## begin MATERIAL FOR THIS TASK

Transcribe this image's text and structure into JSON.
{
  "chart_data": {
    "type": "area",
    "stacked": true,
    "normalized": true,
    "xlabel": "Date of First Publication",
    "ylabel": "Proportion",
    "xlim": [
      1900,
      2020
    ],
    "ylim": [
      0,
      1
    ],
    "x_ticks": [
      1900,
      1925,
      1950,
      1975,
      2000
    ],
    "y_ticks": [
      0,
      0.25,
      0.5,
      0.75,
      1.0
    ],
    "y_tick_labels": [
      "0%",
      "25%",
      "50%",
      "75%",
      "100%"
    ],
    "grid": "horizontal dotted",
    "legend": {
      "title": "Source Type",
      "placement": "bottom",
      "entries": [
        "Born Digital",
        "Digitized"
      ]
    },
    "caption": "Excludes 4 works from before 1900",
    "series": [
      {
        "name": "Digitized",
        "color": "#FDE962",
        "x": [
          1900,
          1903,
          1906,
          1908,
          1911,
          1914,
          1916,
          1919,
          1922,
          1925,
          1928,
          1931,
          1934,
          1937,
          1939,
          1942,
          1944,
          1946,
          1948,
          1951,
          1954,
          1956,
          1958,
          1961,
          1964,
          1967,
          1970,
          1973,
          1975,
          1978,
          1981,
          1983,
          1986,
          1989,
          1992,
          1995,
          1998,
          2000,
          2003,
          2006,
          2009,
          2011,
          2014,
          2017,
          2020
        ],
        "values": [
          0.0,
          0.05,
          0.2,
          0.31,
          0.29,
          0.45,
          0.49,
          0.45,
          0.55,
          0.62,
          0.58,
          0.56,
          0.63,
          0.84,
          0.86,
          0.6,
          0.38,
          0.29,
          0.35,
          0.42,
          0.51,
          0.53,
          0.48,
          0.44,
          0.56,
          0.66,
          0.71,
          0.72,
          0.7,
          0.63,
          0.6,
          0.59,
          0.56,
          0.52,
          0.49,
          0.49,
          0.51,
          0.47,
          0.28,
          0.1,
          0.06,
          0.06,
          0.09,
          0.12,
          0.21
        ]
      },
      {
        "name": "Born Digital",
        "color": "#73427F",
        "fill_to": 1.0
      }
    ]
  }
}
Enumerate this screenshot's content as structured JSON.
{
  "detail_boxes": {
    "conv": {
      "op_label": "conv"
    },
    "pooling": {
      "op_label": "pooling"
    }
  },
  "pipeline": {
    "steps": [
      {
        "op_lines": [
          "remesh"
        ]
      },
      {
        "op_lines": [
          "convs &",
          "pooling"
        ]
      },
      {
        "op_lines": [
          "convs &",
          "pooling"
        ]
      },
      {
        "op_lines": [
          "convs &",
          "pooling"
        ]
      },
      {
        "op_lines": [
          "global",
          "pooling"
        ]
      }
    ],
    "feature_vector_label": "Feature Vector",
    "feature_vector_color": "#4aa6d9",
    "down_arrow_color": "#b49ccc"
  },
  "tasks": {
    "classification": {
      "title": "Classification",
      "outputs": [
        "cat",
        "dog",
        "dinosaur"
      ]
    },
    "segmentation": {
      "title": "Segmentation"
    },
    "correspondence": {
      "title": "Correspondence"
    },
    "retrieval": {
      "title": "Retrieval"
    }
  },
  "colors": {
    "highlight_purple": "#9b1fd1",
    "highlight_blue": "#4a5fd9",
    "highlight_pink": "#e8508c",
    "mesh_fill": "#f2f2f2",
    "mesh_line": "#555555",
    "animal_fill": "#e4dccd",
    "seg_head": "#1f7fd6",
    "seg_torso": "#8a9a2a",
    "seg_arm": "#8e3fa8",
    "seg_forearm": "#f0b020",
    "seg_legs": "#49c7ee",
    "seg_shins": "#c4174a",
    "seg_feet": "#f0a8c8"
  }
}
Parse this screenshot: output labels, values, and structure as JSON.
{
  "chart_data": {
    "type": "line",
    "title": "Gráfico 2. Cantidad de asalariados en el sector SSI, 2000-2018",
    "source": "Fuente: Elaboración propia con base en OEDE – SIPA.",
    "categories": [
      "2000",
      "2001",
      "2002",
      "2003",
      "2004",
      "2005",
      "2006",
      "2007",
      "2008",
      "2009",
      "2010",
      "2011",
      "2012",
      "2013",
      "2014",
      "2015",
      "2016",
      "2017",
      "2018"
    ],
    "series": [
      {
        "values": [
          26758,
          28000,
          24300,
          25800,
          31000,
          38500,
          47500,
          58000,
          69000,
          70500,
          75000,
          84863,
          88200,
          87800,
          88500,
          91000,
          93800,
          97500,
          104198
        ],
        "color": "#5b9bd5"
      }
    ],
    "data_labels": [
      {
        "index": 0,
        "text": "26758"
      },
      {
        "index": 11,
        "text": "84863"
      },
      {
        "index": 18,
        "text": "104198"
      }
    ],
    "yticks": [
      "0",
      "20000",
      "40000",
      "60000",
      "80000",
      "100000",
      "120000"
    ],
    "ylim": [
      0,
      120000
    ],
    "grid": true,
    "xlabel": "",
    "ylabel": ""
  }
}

## end MATERIAL FOR THIS TASK

GOAL: Word for word, quote all of the data above.

OUTPUT OF THE EXERCISE:
Transcribe this image's text and structure into JSON.
{
  "chart_data": {
    "type": "area",
    "stacked": true,
    "normalized": true,
    "xlabel": "Date of First Publication",
    "ylabel": "Proportion",
    "xlim": [
      1900,
      2020
    ],
    "ylim": [
      0,
      1
    ],
    "x_ticks": [
      1900,
      1925,
      1950,
      1975,
      2000
    ],
    "y_ticks": [
      0,
      0.25,
      0.5,
      0.75,
      1.0
    ],
    "y_tick_labels": [
      "0%",
      "25%",
      "50%",
      "75%",
      "100%"
    ],
    "grid": "horizontal dotted",
    "legend": {
      "title": "Source Type",
      "placement": "bottom",
      "entries": [
        "Born Digital",
        "Digitized"
      ]
    },
    "caption": "Excludes 4 works from before 1900",
    "series": [
      {
        "name": "Digitized",
        "color": "#FDE962",
        "x": [
          1900,
          1903,
          1906,
          1908,
          1911,
          1914,
          1916,
          1919,
          1922,
          1925,
          1928,
          1931,
          1934,
          1937,
          1939,
          1942,
          1944,
          1946,
          1948,
          1951,
          1954,
          1956,
          1958,
          1961,
          1964,
          1967,
          1970,
          1973,
          1975,
          1978,
          1981,
          1983,
          1986,
          1989,
          1992,
          1995,
          1998,
          2000,
          2003,
          2006,
          2009,
          2011,
          2014,
          2017,
          2020
        ],
        "values": [
          0.0,
          0.05,
          0.2,
          0.31,
          0.29,
          0.45,
          0.49,
          0.45,
          0.55,
          0.62,
          0.58,
          0.56,
          0.63,
          0.84,
          0.86,
          0.6,
          0.38,
          0.29,
          0.35,
          0.42,
          0.51,
          0.53,
          0.48,
          0.44,
          0.56,
          0.66,
          0.71,
          0.72,
          0.7,
          0.63,
          0.6,
          0.59,
          0.56,
          0.52,
          0.49,
          0.49,
          0.51,
          0.47,
          0.28,
          0.1,
          0.06,
          0.06,
          0.09,
          0.12,
          0.21
        ]
      },
      {
        "name": "Born Digital",
        "color": "#73427F",
        "fill_to": 1.0
      }
    ]
  }
}
Enumerate this screenshot's content as structured JSON.
{
  "detail_boxes": {
    "conv": {
      "op_label": "conv"
    },
    "pooling": {
      "op_label": "pooling"
    }
  },
  "pipeline": {
    "steps": [
      {
        "op_lines": [
          "remesh"
        ]
      },
      {
        "op_lines": [
          "convs &",
          "pooling"
        ]
      },
      {
        "op_lines": [
          "convs &",
          "pooling"
        ]
      },
      {
        "op_lines": [
          "convs &",
          "pooling"
        ]
      },
      {
        "op_lines": [
          "global",
          "pooling"
        ]
      }
    ],
    "feature_vector_label": "Feature Vector",
    "feature_vector_color": "#4aa6d9",
    "down_arrow_color": "#b49ccc"
  },
  "tasks": {
    "classification": {
      "title": "Classification",
      "outputs": [
        "cat",
        "dog",
        "dinosaur"
      ]
    },
    "segmentation": {
      "title": "Segmentation"
    },
    "correspondence": {
      "title": "Correspondence"
    },
    "retrieval": {
      "title": "Retrieval"
    }
  },
  "colors": {
    "highlight_purple": "#9b1fd1",
    "highlight_blue": "#4a5fd9",
    "highlight_pink": "#e8508c",
    "mesh_fill": "#f2f2f2",
    "mesh_line": "#555555",
    "animal_fill": "#e4dccd",
    "seg_head": "#1f7fd6",
    "seg_torso": "#8a9a2a",
    "seg_arm": "#8e3fa8",
    "seg_forearm": "#f0b020",
    "seg_legs": "#49c7ee",
    "seg_shins": "#c4174a",
    "seg_feet": "#f0a8c8"
  }
}
Parse this screenshot: output labels, values, and structure as JSON.
{
  "chart_data": {
    "type": "line",
    "title": "Gráfico 2. Cantidad de asalariados en el sector SSI, 2000-2018",
    "source": "Fuente: Elaboración propia con base en OEDE – SIPA.",
    "categories": [
      "2000",
      "2001",
      "2002",
      "2003",
      "2004",
      "2005",
      "2006",
      "2007",
      "2008",
      "2009",
      "2010",
      "2011",
      "2012",
      "2013",
      "2014",
      "2015",
      "2016",
      "2017",
      "2018"
    ],
    "series": [
      {
        "values": [
          26758,
          28000,
          24300,
          25800,
          31000,
          38500,
          47500,
          58000,
          69000,
          70500,
          75000,
          84863,
          88200,
          87800,
          88500,
          91000,
          93800,
          97500,
          104198
        ],
        "color": "#5b9bd5"
      }
    ],
    "data_labels": [
      {
        "index": 0,
        "text": "26758"
      },
      {
        "index": 11,
        "text": "84863"
      },
      {
        "index": 18,
        "text": "104198"
      }
    ],
    "yticks": [
      "0",
      "20000",
      "40000",
      "60000",
      "80000",
      "100000",
      "120000"
    ],
    "ylim": [
      0,
      120000
    ],
    "grid": true,
    "xlabel": "",
    "ylabel": ""
  }
}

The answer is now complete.